▸ **PROBLEM DESCRIPTION**
Copy each line below that includes "资料性附录".

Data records
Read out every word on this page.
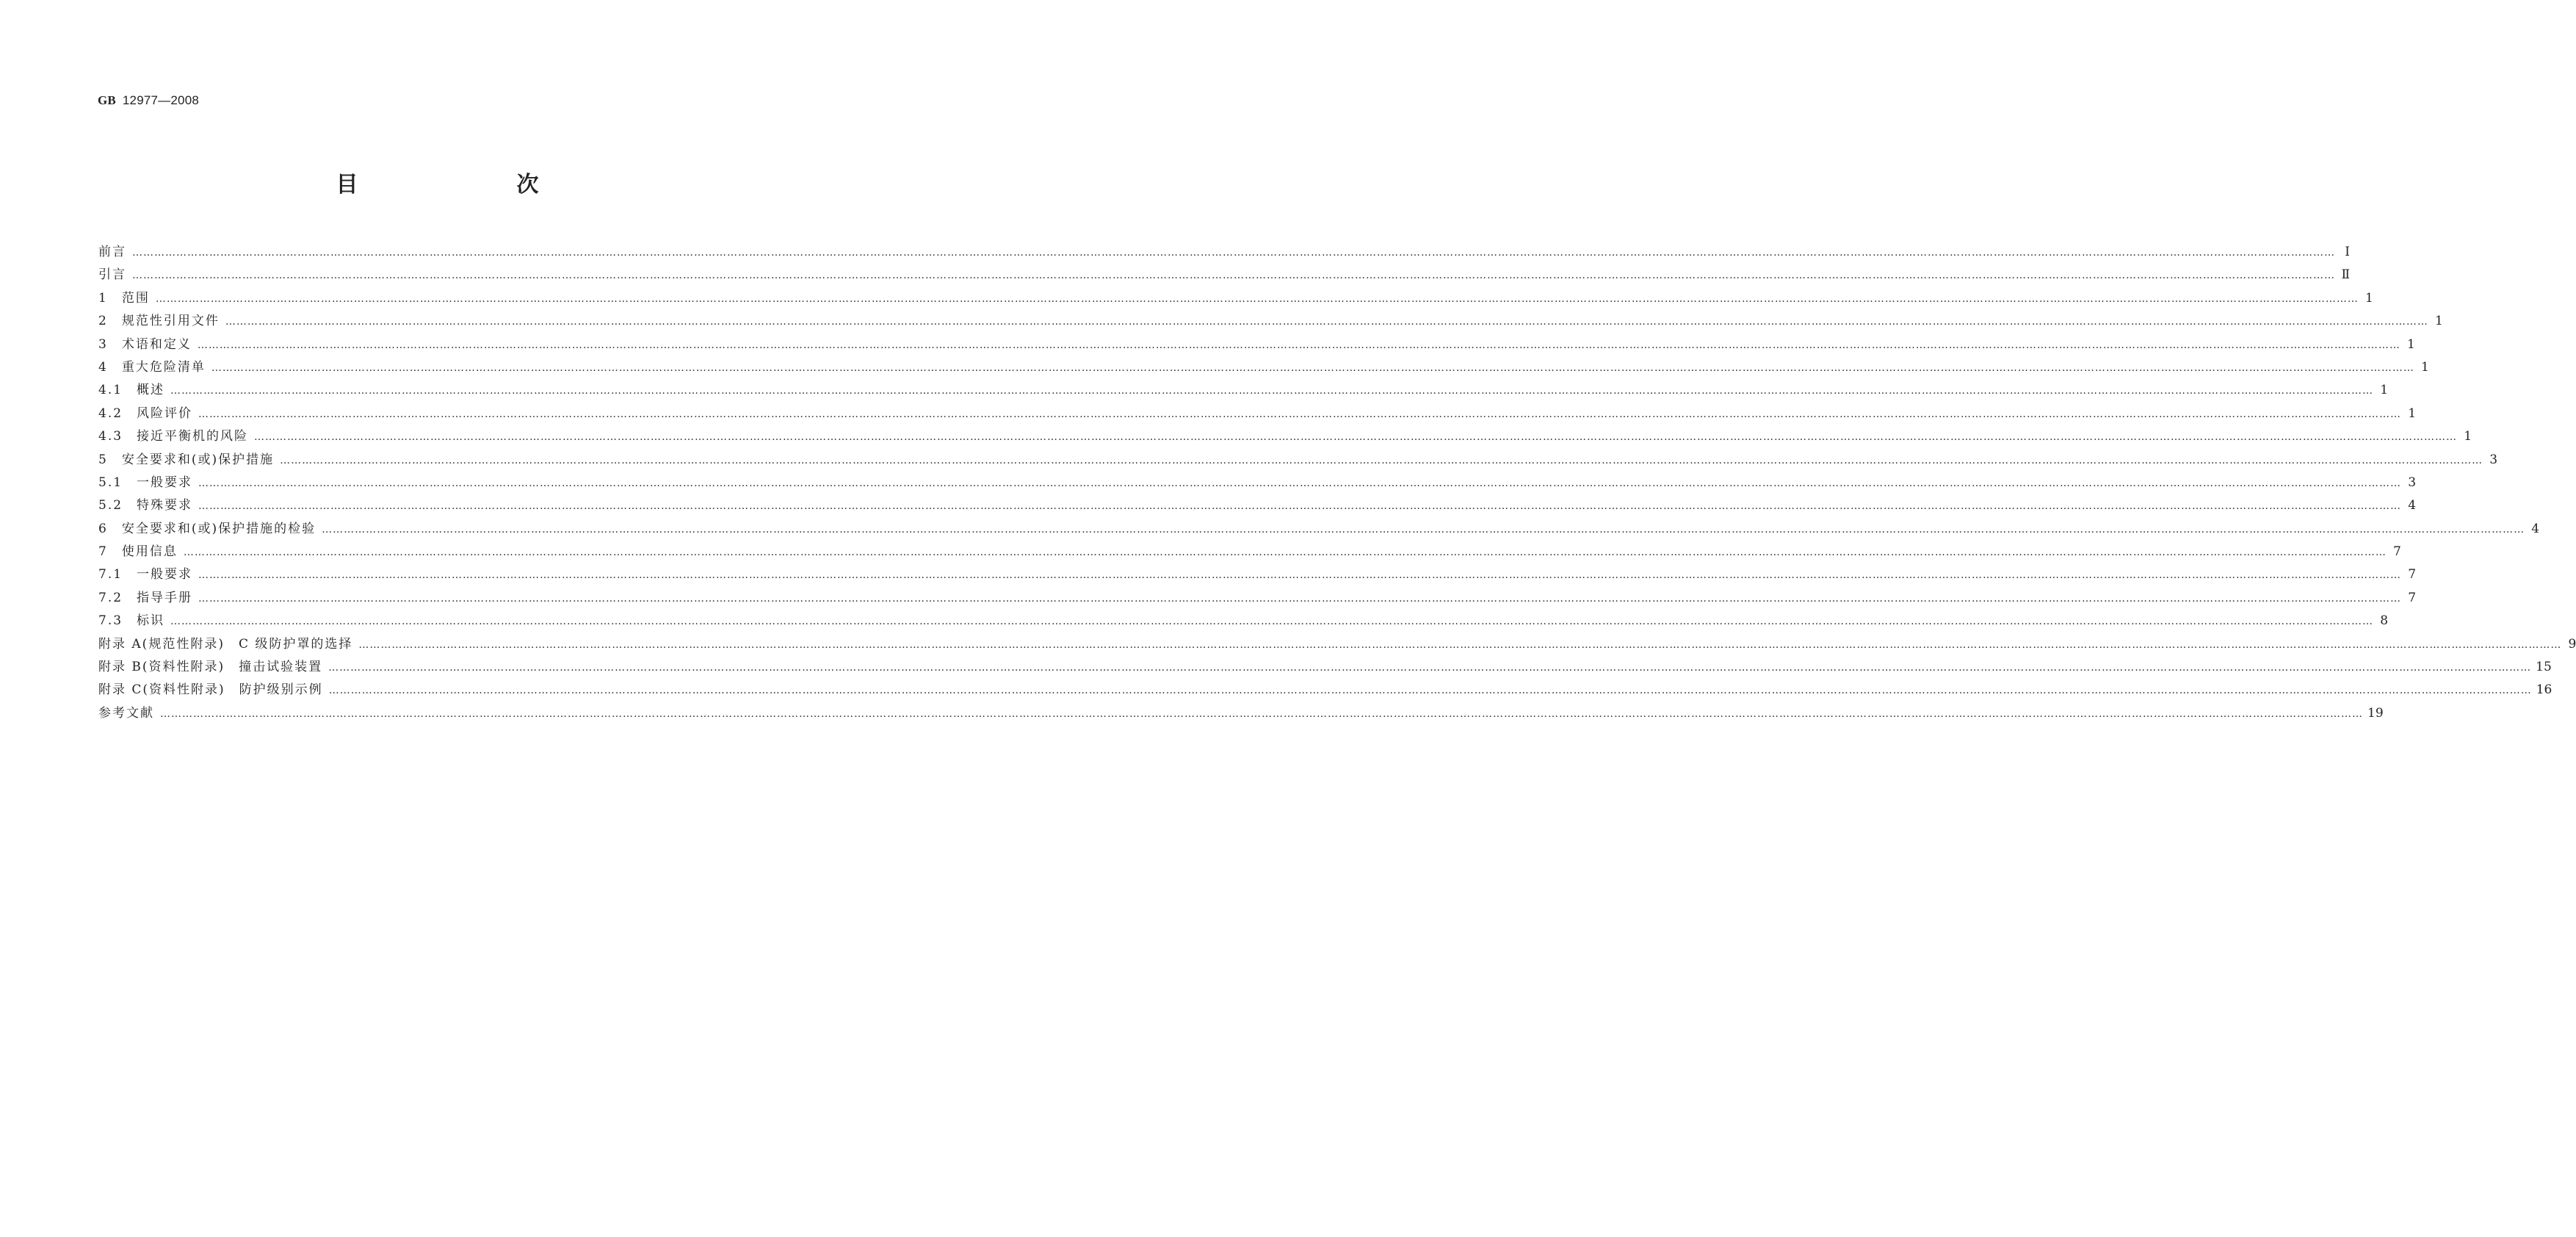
GB 12977—2008
目　　次
前言 …………………………………………………………………………………………………………………………………………………………………………………………………………………………………………………………………………………………………………………………………………………………………………………………………………………………………………………………………………………………………………………………………………………… Ⅰ
引言 …………………………………………………………………………………………………………………………………………………………………………………………………………………………………………………………………………………………………………………………………………………………………………………………………………………………………………………………………………………………………………………………………………………… Ⅱ
1　范围 …………………………………………………………………………………………………………………………………………………………………………………………………………………………………………………………………………………………………………………………………………………………………………………………………………………………………………………………………………………………………………………………………………………… 1
2　规范性引用文件 …………………………………………………………………………………………………………………………………………………………………………………………………………………………………………………………………………………………………………………………………………………………………………………………………………………………………………………………………………………………………………………………………………………… 1
3　术语和定义 …………………………………………………………………………………………………………………………………………………………………………………………………………………………………………………………………………………………………………………………………………………………………………………………………………………………………………………………………………………………………………………………………………………… 1
4　重大危险清单 …………………………………………………………………………………………………………………………………………………………………………………………………………………………………………………………………………………………………………………………………………………………………………………………………………………………………………………………………………………………………………………………………………………… 1
4.1　概述 …………………………………………………………………………………………………………………………………………………………………………………………………………………………………………………………………………………………………………………………………………………………………………………………………………………………………………………………………………………………………………………………………………………… 1
4.2　风险评价 …………………………………………………………………………………………………………………………………………………………………………………………………………………………………………………………………………………………………………………………………………………………………………………………………………………………………………………………………………………………………………………………………………………… 1
4.3　接近平衡机的风险 …………………………………………………………………………………………………………………………………………………………………………………………………………………………………………………………………………………………………………………………………………………………………………………………………………………………………………………………………………………………………………………………………………………… 1
5　安全要求和(或)保护措施 …………………………………………………………………………………………………………………………………………………………………………………………………………………………………………………………………………………………………………………………………………………………………………………………………………………………………………………………………………………………………………………………………………………… 3
5.1　一般要求 …………………………………………………………………………………………………………………………………………………………………………………………………………………………………………………………………………………………………………………………………………………………………………………………………………………………………………………………………………………………………………………………………………………… 3
5.2　特殊要求 …………………………………………………………………………………………………………………………………………………………………………………………………………………………………………………………………………………………………………………………………………………………………………………………………………………………………………………………………………………………………………………………………………………… 4
6　安全要求和(或)保护措施的检验 …………………………………………………………………………………………………………………………………………………………………………………………………………………………………………………………………………………………………………………………………………………………………………………………………………………………………………………………………………………………………………………………………………………… 4
7　使用信息 …………………………………………………………………………………………………………………………………………………………………………………………………………………………………………………………………………………………………………………………………………………………………………………………………………………………………………………………………………………………………………………………………………………… 7
7.1　一般要求 …………………………………………………………………………………………………………………………………………………………………………………………………………………………………………………………………………………………………………………………………………………………………………………………………………………………………………………………………………………………………………………………………………………… 7
7.2　指导手册 …………………………………………………………………………………………………………………………………………………………………………………………………………………………………………………………………………………………………………………………………………………………………………………………………………………………………………………………………………………………………………………………………………………… 7
7.3　标识 …………………………………………………………………………………………………………………………………………………………………………………………………………………………………………………………………………………………………………………………………………………………………………………………………………………………………………………………………………………………………………………………………………………… 8
附录 A(规范性附录)　C 级防护罩的选择 …………………………………………………………………………………………………………………………………………………………………………………………………………………………………………………………………………………………………………………………………………………………………………………………………………………………………………………………………………………………………………………………………………………… 9
附录 B(资料性附录)　撞击试验装置 …………………………………………………………………………………………………………………………………………………………………………………………………………………………………………………………………………………………………………………………………………………………………………………………………………………………………………………………………………………………………………………………………………………… 15
附录 C(资料性附录)　防护级别示例 …………………………………………………………………………………………………………………………………………………………………………………………………………………………………………………………………………………………………………………………………………………………………………………………………………………………………………………………………………………………………………………………………………………… 16
参考文献 …………………………………………………………………………………………………………………………………………………………………………………………………………………………………………………………………………………………………………………………………………………………………………………………………………………………………………………………………………………………………………………………………………………… 19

▸ **RESPONSE FOR THIS EXERCISE**
附录 B(资料性附录)　撞击试验装置 …………………………………………………………………………………………………………………………………………………………………………………………………………………………………………………………………………………………………………………………………………………………………………………………………………………………………………………………………………………………………………………………………………………… 15
附录 C(资料性附录)　防护级别示例 …………………………………………………………………………………………………………………………………………………………………………………………………………………………………………………………………………………………………………………………………………………………………………………………………………………………………………………………………………………………………………………………………………………… 16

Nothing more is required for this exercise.